*TASK OBJECTIVE*:
Leaving out the pictures, transcribe all of the records faithfully.

*PROVIDED INFORMATION*:
— Begin —

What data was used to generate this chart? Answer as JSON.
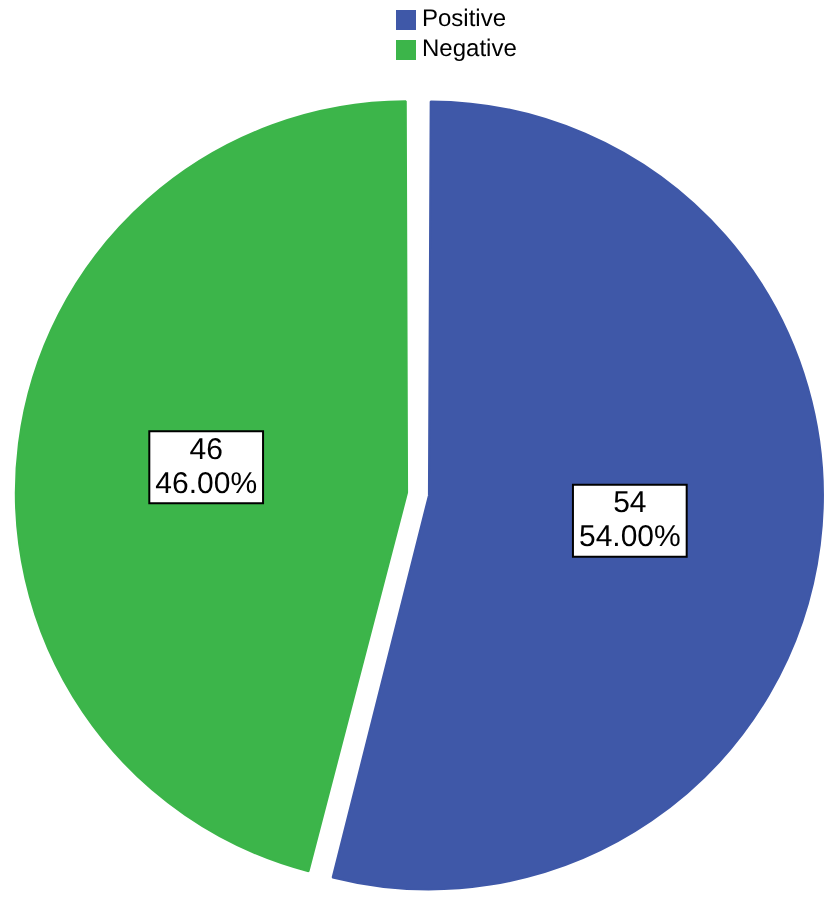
{
  "chart_data": {
    "type": "pie",
    "categories": [
      "Positive",
      "Negative"
    ],
    "values": [
      54,
      46
    ],
    "colors": [
      "#3f58a8",
      "#3cb54a"
    ],
    "value_labels": [
      "54\n54.00%",
      "46\n46.00%"
    ],
    "legend": "top"
  }
}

— End —

*EXERCISE OUTPUT*:
What data was used to generate this chart? Answer as JSON.
{
  "chart_data": {
    "type": "pie",
    "categories": [
      "Positive",
      "Negative"
    ],
    "values": [
      54,
      46
    ],
    "colors": [
      "#3f58a8",
      "#3cb54a"
    ],
    "value_labels": [
      "54\n54.00%",
      "46\n46.00%"
    ],
    "legend": "top"
  }
}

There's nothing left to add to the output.